● GIVEN PROBLEM
Give all of the lines again exactly as they read.

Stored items

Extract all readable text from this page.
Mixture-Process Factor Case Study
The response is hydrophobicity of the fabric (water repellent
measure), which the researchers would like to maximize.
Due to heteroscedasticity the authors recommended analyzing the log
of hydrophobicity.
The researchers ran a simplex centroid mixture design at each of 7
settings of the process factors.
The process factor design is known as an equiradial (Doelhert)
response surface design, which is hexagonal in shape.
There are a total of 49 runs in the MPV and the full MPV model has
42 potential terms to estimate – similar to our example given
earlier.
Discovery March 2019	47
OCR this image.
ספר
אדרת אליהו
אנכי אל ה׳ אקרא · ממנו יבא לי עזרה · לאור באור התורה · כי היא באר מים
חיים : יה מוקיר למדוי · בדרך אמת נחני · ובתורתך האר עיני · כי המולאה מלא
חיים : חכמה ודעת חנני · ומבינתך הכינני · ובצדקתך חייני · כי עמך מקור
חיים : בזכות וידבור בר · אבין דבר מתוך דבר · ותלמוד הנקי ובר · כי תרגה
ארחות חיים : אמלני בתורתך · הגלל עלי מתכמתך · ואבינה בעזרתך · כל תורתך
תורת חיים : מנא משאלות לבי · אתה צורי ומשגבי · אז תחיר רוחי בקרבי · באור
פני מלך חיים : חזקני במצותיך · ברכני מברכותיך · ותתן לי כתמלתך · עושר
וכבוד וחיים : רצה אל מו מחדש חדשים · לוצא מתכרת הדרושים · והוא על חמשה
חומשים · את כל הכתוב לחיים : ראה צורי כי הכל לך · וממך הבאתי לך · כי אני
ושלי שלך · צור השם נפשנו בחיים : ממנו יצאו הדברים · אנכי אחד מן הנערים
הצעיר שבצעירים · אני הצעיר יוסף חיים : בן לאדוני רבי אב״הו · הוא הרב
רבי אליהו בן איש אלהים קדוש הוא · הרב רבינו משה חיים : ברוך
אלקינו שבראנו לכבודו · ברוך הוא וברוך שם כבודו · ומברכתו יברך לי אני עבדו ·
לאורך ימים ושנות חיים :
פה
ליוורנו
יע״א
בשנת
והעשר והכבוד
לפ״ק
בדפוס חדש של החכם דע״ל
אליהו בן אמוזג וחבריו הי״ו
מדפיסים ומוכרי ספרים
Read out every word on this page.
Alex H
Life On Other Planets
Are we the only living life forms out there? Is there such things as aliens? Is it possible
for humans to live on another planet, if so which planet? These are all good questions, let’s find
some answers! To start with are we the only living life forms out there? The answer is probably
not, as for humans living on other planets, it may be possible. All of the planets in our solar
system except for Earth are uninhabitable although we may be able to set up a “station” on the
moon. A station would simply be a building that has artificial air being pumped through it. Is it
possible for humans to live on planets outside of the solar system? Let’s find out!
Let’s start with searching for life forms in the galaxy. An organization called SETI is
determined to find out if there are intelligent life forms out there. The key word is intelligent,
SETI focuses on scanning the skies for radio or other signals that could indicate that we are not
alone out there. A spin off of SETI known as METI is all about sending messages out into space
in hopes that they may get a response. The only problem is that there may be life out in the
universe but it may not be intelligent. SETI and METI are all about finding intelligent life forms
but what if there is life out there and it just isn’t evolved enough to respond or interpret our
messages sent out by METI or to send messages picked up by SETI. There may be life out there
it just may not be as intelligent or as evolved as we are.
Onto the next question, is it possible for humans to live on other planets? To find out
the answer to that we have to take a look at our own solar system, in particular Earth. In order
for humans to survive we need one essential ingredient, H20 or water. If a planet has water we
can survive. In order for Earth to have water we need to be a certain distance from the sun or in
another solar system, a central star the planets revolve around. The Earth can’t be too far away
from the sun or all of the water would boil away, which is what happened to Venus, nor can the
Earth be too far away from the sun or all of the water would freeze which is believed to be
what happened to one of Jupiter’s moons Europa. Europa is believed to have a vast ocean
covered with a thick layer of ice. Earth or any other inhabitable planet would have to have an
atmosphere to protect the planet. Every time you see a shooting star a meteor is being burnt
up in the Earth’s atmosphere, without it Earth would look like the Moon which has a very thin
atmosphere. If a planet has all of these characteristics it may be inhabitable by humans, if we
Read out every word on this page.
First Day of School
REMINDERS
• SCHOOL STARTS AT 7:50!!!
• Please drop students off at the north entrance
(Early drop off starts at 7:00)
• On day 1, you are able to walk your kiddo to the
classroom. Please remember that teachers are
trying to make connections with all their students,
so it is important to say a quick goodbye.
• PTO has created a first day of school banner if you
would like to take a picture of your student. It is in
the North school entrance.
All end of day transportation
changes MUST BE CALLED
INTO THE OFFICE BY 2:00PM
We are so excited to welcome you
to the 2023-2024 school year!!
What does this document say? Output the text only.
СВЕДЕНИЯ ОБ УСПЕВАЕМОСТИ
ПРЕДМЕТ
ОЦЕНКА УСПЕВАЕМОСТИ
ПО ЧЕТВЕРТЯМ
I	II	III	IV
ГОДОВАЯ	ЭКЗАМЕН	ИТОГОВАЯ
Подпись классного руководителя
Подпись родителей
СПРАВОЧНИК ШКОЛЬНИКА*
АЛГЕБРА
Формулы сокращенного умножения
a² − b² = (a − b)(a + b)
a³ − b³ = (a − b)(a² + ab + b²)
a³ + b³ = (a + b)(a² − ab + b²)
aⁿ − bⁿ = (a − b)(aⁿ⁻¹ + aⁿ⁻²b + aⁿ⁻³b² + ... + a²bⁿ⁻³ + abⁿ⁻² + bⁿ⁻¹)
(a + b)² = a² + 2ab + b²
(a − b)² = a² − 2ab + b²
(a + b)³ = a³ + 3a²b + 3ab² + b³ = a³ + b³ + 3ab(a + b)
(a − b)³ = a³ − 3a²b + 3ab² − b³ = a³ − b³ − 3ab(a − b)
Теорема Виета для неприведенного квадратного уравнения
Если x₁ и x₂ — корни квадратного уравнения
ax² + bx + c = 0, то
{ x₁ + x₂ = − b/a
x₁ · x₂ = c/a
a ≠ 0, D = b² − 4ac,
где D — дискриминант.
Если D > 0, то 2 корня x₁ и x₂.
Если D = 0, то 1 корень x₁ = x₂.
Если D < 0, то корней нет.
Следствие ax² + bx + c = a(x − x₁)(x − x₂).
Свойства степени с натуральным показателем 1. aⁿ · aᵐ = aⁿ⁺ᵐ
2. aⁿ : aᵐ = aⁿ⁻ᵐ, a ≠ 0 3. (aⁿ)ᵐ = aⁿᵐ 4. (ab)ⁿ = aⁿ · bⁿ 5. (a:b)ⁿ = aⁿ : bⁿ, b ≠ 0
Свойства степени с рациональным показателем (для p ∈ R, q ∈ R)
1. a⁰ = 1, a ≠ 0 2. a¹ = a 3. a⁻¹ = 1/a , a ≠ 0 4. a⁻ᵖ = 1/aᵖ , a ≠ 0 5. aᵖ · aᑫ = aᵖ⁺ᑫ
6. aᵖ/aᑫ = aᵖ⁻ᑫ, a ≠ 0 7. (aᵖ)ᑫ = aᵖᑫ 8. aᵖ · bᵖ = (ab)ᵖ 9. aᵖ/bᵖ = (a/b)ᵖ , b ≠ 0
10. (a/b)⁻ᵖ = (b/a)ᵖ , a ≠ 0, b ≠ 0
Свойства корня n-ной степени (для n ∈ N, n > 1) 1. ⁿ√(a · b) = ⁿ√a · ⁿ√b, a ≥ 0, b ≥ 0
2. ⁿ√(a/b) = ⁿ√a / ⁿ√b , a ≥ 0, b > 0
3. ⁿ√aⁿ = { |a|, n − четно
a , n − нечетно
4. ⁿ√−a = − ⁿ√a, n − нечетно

● ANSWER FOR THE TASK
Extract all readable text from this page.
Mixture-Process Factor Case Study
The response is hydrophobicity of the fabric (water repellent
measure), which the researchers would like to maximize.
Due to heteroscedasticity the authors recommended analyzing the log
of hydrophobicity.
The researchers ran a simplex centroid mixture design at each of 7
settings of the process factors.
The process factor design is known as an equiradial (Doelhert)
response surface design, which is hexagonal in shape.
There are a total of 49 runs in the MPV and the full MPV model has
42 potential terms to estimate – similar to our example given
earlier.
Discovery March 2019	47
OCR this image.
ספר
אדרת אליהו
אנכי אל ה׳ אקרא · ממנו יבא לי עזרה · לאור באור התורה · כי היא באר מים
חיים : יה מוקיר למדוי · בדרך אמת נחני · ובתורתך האר עיני · כי המולאה מלא
חיים : חכמה ודעת חנני · ומבינתך הכינני · ובצדקתך חייני · כי עמך מקור
חיים : בזכות וידבור בר · אבין דבר מתוך דבר · ותלמוד הנקי ובר · כי תרגה
ארחות חיים : אמלני בתורתך · הגלל עלי מתכמתך · ואבינה בעזרתך · כל תורתך
תורת חיים : מנא משאלות לבי · אתה צורי ומשגבי · אז תחיר רוחי בקרבי · באור
פני מלך חיים : חזקני במצותיך · ברכני מברכותיך · ותתן לי כתמלתך · עושר
וכבוד וחיים : רצה אל מו מחדש חדשים · לוצא מתכרת הדרושים · והוא על חמשה
חומשים · את כל הכתוב לחיים : ראה צורי כי הכל לך · וממך הבאתי לך · כי אני
ושלי שלך · צור השם נפשנו בחיים : ממנו יצאו הדברים · אנכי אחד מן הנערים
הצעיר שבצעירים · אני הצעיר יוסף חיים : בן לאדוני רבי אב״הו · הוא הרב
רבי אליהו בן איש אלהים קדוש הוא · הרב רבינו משה חיים : ברוך
אלקינו שבראנו לכבודו · ברוך הוא וברוך שם כבודו · ומברכתו יברך לי אני עבדו ·
לאורך ימים ושנות חיים :
פה
ליוורנו
יע״א
בשנת
והעשר והכבוד
לפ״ק
בדפוס חדש של החכם דע״ל
אליהו בן אמוזג וחבריו הי״ו
מדפיסים ומוכרי ספרים
Read out every word on this page.
Alex H
Life On Other Planets
Are we the only living life forms out there? Is there such things as aliens? Is it possible
for humans to live on another planet, if so which planet? These are all good questions, let’s find
some answers! To start with are we the only living life forms out there? The answer is probably
not, as for humans living on other planets, it may be possible. All of the planets in our solar
system except for Earth are uninhabitable although we may be able to set up a “station” on the
moon. A station would simply be a building that has artificial air being pumped through it. Is it
possible for humans to live on planets outside of the solar system? Let’s find out!
Let’s start with searching for life forms in the galaxy. An organization called SETI is
determined to find out if there are intelligent life forms out there. The key word is intelligent,
SETI focuses on scanning the skies for radio or other signals that could indicate that we are not
alone out there. A spin off of SETI known as METI is all about sending messages out into space
in hopes that they may get a response. The only problem is that there may be life out in the
universe but it may not be intelligent. SETI and METI are all about finding intelligent life forms
but what if there is life out there and it just isn’t evolved enough to respond or interpret our
messages sent out by METI or to send messages picked up by SETI. There may be life out there
it just may not be as intelligent or as evolved as we are.
Onto the next question, is it possible for humans to live on other planets? To find out
the answer to that we have to take a look at our own solar system, in particular Earth. In order
for humans to survive we need one essential ingredient, H20 or water. If a planet has water we
can survive. In order for Earth to have water we need to be a certain distance from the sun or in
another solar system, a central star the planets revolve around. The Earth can’t be too far away
from the sun or all of the water would boil away, which is what happened to Venus, nor can the
Earth be too far away from the sun or all of the water would freeze which is believed to be
what happened to one of Jupiter’s moons Europa. Europa is believed to have a vast ocean
covered with a thick layer of ice. Earth or any other inhabitable planet would have to have an
atmosphere to protect the planet. Every time you see a shooting star a meteor is being burnt
up in the Earth’s atmosphere, without it Earth would look like the Moon which has a very thin
atmosphere. If a planet has all of these characteristics it may be inhabitable by humans, if we
Read out every word on this page.
First Day of School
REMINDERS
• SCHOOL STARTS AT 7:50!!!
• Please drop students off at the north entrance
(Early drop off starts at 7:00)
• On day 1, you are able to walk your kiddo to the
classroom. Please remember that teachers are
trying to make connections with all their students,
so it is important to say a quick goodbye.
• PTO has created a first day of school banner if you
would like to take a picture of your student. It is in
the North school entrance.
All end of day transportation
changes MUST BE CALLED
INTO THE OFFICE BY 2:00PM
We are so excited to welcome you
to the 2023-2024 school year!!
What does this document say? Output the text only.
СВЕДЕНИЯ ОБ УСПЕВАЕМОСТИ
ПРЕДМЕТ
ОЦЕНКА УСПЕВАЕМОСТИ
ПО ЧЕТВЕРТЯМ
I	II	III	IV
ГОДОВАЯ	ЭКЗАМЕН	ИТОГОВАЯ
Подпись классного руководителя
Подпись родителей
СПРАВОЧНИК ШКОЛЬНИКА*
АЛГЕБРА
Формулы сокращенного умножения
a² − b² = (a − b)(a + b)
a³ − b³ = (a − b)(a² + ab + b²)
a³ + b³ = (a + b)(a² − ab + b²)
aⁿ − bⁿ = (a − b)(aⁿ⁻¹ + aⁿ⁻²b + aⁿ⁻³b² + ... + a²bⁿ⁻³ + abⁿ⁻² + bⁿ⁻¹)
(a + b)² = a² + 2ab + b²
(a − b)² = a² − 2ab + b²
(a + b)³ = a³ + 3a²b + 3ab² + b³ = a³ + b³ + 3ab(a + b)
(a − b)³ = a³ − 3a²b + 3ab² − b³ = a³ − b³ − 3ab(a − b)
Теорема Виета для неприведенного квадратного уравнения
Если x₁ и x₂ — корни квадратного уравнения
ax² + bx + c = 0, то
{ x₁ + x₂ = − b/a
x₁ · x₂ = c/a
a ≠ 0, D = b² − 4ac,
где D — дискриминант.
Если D > 0, то 2 корня x₁ и x₂.
Если D = 0, то 1 корень x₁ = x₂.
Если D < 0, то корней нет.
Следствие ax² + bx + c = a(x − x₁)(x − x₂).
Свойства степени с натуральным показателем 1. aⁿ · aᵐ = aⁿ⁺ᵐ
2. aⁿ : aᵐ = aⁿ⁻ᵐ, a ≠ 0 3. (aⁿ)ᵐ = aⁿᵐ 4. (ab)ⁿ = aⁿ · bⁿ 5. (a:b)ⁿ = aⁿ : bⁿ, b ≠ 0
Свойства степени с рациональным показателем (для p ∈ R, q ∈ R)
1. a⁰ = 1, a ≠ 0 2. a¹ = a 3. a⁻¹ = 1/a , a ≠ 0 4. a⁻ᵖ = 1/aᵖ , a ≠ 0 5. aᵖ · aᑫ = aᵖ⁺ᑫ
6. aᵖ/aᑫ = aᵖ⁻ᑫ, a ≠ 0 7. (aᵖ)ᑫ = aᵖᑫ 8. aᵖ · bᵖ = (ab)ᵖ 9. aᵖ/bᵖ = (a/b)ᵖ , b ≠ 0
10. (a/b)⁻ᵖ = (b/a)ᵖ , a ≠ 0, b ≠ 0
Свойства корня n-ной степени (для n ∈ N, n > 1) 1. ⁿ√(a · b) = ⁿ√a · ⁿ√b, a ≥ 0, b ≥ 0
2. ⁿ√(a/b) = ⁿ√a / ⁿ√b , a ≥ 0, b > 0
3. ⁿ√aⁿ = { |a|, n − четно
a , n − нечетно
4. ⁿ√−a = − ⁿ√a, n − нечетно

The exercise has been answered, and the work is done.